(Records about charts and figures)
◆ ◆ ◆ ◆ ◆

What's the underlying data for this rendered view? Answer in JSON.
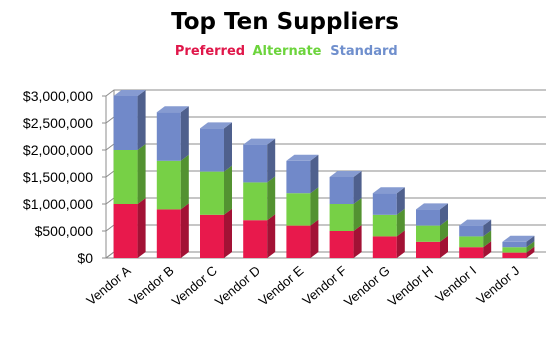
{
  "chart_data": {
    "type": "bar",
    "stacked": true,
    "three_d": true,
    "title": "Top Ten Suppliers",
    "xlabel": "",
    "ylabel": "",
    "ylim": [
      0,
      3000000
    ],
    "y_ticks": [
      "$0",
      "$500,000",
      "$1,000,000",
      "$1,500,000",
      "$2,000,000",
      "$2,500,000",
      "$3,000,000"
    ],
    "y_tick_values": [
      0,
      500000,
      1000000,
      1500000,
      2000000,
      2500000,
      3000000
    ],
    "grid": true,
    "legend_position": "top-center",
    "categories": [
      "Vendor A",
      "Vendor B",
      "Vendor C",
      "Vendor D",
      "Vendor E",
      "Vendor F",
      "Vendor G",
      "Vendor H",
      "Vendor I",
      "Vendor J"
    ],
    "series": [
      {
        "name": "Preferred",
        "color": "#e8194c",
        "values": [
          1000000,
          900000,
          800000,
          700000,
          600000,
          500000,
          400000,
          300000,
          200000,
          100000
        ]
      },
      {
        "name": "Alternate",
        "color": "#77d046",
        "values": [
          1000000,
          900000,
          800000,
          700000,
          600000,
          500000,
          400000,
          300000,
          200000,
          100000
        ]
      },
      {
        "name": "Standard",
        "color": "#7189c9",
        "values": [
          1000000,
          900000,
          800000,
          700000,
          600000,
          500000,
          400000,
          300000,
          200000,
          100000
        ]
      }
    ],
    "legend_colors": {
      "Preferred": "#e0174a",
      "Alternate": "#6cd43c",
      "Standard": "#6f8fcd"
    }
  }
}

◆ ◆ ◆ ◆ ◆

Your task: Pull out every line above that holds the word "Vendor".

Response to this task:
      "Vendor A",
      "Vendor B",
      "Vendor C",
      "Vendor D",
      "Vendor E",
      "Vendor F",
      "Vendor G",
      "Vendor H",
      "Vendor I",
      "Vendor J"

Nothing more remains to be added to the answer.